------ EXTRACTED ENTRIES
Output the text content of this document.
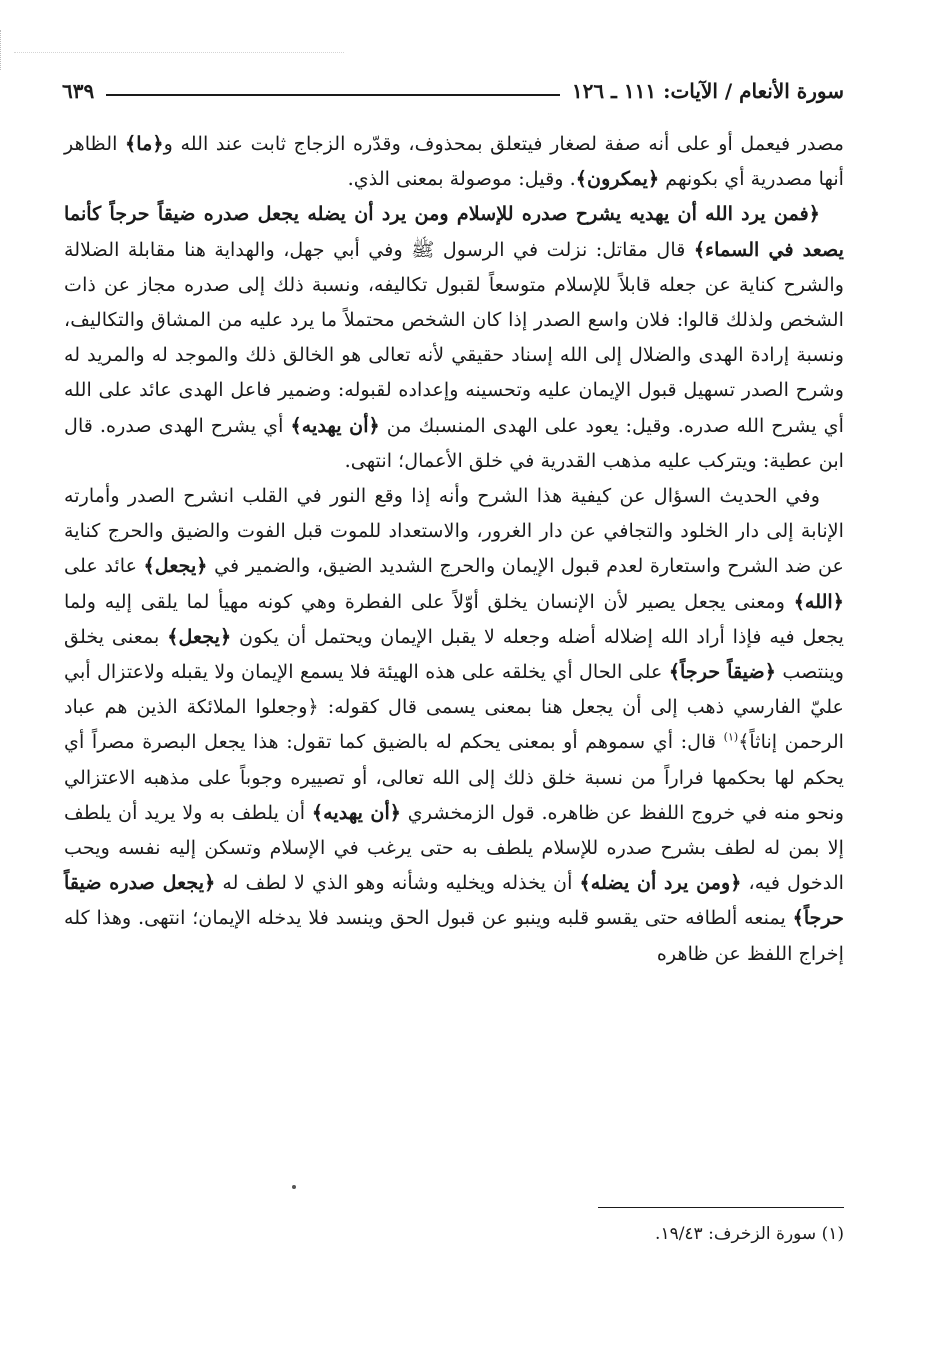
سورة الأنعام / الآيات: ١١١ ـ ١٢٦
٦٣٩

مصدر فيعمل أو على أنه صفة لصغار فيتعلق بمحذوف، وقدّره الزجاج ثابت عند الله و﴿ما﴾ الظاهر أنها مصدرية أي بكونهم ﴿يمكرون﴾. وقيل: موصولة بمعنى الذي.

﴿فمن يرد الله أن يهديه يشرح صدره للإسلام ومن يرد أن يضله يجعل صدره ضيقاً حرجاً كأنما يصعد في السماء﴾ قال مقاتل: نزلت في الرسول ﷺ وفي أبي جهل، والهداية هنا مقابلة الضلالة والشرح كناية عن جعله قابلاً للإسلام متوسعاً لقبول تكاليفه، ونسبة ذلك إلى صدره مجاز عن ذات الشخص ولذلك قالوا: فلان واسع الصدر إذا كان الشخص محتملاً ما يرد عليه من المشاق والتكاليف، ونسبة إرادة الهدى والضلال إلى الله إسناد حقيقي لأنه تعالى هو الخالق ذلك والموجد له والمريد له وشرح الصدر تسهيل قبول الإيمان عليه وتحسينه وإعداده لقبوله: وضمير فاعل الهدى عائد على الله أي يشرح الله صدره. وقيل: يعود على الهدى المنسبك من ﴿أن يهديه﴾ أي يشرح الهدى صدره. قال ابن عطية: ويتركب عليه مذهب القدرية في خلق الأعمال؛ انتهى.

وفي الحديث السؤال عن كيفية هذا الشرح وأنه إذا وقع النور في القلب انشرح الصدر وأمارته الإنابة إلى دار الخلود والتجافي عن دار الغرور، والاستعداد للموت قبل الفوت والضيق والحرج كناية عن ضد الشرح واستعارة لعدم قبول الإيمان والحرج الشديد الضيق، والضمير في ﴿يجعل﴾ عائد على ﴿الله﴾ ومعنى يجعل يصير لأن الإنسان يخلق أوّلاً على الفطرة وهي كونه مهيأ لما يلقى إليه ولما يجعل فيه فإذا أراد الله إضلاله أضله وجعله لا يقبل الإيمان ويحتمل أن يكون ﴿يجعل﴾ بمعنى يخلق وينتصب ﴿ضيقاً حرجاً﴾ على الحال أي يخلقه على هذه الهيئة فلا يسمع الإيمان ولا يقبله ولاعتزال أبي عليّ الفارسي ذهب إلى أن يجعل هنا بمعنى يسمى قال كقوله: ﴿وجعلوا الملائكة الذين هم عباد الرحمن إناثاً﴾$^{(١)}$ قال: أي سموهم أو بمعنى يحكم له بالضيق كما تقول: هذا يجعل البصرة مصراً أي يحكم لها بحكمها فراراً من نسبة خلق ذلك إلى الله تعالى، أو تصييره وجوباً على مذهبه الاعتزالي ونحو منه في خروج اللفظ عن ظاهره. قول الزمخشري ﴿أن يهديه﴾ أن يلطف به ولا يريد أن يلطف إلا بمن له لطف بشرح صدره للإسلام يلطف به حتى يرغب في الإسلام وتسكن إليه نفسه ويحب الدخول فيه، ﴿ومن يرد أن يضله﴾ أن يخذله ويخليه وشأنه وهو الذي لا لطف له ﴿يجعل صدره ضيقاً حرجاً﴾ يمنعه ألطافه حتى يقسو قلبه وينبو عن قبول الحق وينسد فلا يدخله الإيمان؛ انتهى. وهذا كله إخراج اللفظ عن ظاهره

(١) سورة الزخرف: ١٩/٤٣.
------------
------ EXTRACTED ENTRIES
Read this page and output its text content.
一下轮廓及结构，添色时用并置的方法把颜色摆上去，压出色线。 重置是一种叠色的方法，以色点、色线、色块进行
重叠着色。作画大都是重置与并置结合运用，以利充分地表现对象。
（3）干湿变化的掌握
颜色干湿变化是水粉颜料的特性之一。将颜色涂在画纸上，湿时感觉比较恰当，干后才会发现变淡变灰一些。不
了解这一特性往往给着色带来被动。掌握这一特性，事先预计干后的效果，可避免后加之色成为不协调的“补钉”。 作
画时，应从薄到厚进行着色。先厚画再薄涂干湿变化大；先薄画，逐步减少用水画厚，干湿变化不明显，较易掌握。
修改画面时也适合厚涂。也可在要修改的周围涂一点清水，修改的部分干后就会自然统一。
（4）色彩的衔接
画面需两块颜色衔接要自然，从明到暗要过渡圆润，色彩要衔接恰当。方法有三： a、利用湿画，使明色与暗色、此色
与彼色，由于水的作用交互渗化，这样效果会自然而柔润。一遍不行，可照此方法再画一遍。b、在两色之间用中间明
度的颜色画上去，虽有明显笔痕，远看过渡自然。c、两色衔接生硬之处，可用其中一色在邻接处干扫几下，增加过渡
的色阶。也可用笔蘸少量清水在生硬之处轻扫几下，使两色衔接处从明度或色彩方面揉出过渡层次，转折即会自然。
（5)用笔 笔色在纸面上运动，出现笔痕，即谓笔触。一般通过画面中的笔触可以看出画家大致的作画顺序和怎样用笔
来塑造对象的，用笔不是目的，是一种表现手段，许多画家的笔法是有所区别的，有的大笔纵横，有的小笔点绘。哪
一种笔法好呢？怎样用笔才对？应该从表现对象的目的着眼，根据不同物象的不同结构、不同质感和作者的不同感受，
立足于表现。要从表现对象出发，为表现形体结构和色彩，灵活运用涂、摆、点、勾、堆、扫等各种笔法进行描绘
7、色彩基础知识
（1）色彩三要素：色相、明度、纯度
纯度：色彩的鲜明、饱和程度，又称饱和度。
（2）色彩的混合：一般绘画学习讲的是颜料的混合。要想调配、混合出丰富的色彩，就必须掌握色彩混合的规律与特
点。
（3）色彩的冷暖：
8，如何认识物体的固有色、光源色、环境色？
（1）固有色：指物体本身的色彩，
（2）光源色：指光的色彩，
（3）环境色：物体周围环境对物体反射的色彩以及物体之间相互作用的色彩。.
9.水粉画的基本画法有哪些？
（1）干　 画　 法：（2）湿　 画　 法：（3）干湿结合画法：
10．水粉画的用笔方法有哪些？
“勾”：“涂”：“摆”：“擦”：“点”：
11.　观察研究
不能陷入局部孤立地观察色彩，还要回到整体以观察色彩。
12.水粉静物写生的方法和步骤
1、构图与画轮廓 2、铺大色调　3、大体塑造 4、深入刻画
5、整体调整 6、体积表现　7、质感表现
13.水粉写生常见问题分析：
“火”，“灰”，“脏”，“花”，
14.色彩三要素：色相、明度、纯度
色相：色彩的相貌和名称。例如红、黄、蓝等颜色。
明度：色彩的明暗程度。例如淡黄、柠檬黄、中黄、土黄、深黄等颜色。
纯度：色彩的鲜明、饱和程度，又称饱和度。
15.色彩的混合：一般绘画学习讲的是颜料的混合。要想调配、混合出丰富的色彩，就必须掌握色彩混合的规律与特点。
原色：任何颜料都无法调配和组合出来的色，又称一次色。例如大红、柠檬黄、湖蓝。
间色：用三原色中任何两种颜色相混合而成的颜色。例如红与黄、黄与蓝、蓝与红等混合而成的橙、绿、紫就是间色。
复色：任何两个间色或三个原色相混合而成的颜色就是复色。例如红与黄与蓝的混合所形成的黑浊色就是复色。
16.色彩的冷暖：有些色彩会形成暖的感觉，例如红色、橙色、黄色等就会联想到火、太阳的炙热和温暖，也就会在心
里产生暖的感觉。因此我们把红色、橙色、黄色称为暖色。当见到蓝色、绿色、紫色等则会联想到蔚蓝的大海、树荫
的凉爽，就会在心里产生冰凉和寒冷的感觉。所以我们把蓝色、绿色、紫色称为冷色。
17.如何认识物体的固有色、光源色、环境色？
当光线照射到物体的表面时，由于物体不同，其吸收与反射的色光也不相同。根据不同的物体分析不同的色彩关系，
------------
------ EXTRACTED ENTRIES
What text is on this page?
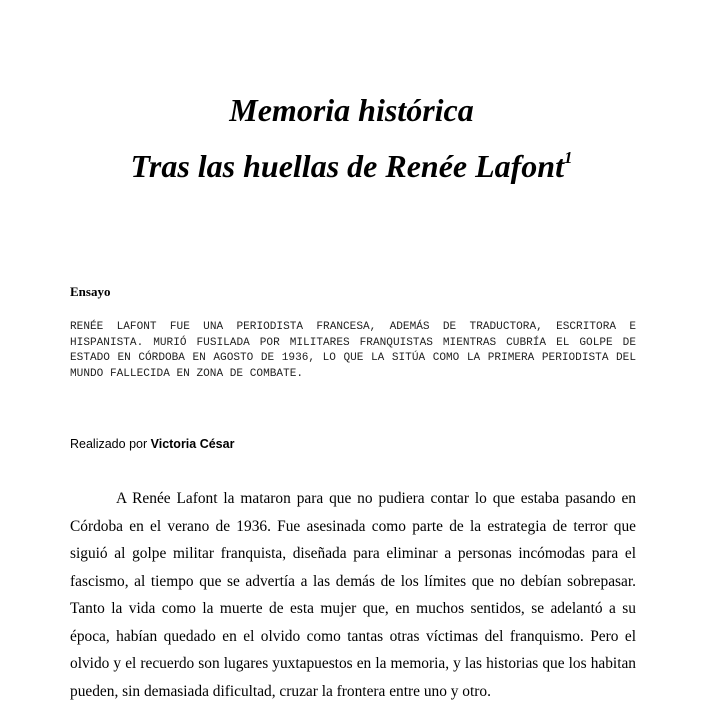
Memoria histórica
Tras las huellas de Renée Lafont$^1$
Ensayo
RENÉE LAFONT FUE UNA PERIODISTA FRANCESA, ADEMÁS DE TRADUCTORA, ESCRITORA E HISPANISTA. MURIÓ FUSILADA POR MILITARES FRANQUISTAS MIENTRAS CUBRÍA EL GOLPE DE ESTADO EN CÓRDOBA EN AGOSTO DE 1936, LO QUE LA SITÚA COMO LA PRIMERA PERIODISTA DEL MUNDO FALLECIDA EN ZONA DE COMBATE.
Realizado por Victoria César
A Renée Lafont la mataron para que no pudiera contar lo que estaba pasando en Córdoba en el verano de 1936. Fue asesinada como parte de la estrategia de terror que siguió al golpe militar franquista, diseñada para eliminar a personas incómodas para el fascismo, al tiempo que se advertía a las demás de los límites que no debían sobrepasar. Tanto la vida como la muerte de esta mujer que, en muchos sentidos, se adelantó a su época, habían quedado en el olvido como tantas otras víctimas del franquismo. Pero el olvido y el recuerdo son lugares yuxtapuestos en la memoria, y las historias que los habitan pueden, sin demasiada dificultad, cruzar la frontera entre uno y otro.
------------
# [WHAT IS EXPECTED]
Only the number is wanted: how many lines in the entries above contain the word "الذي"?

# [ANSWER FOR THE TASK]
2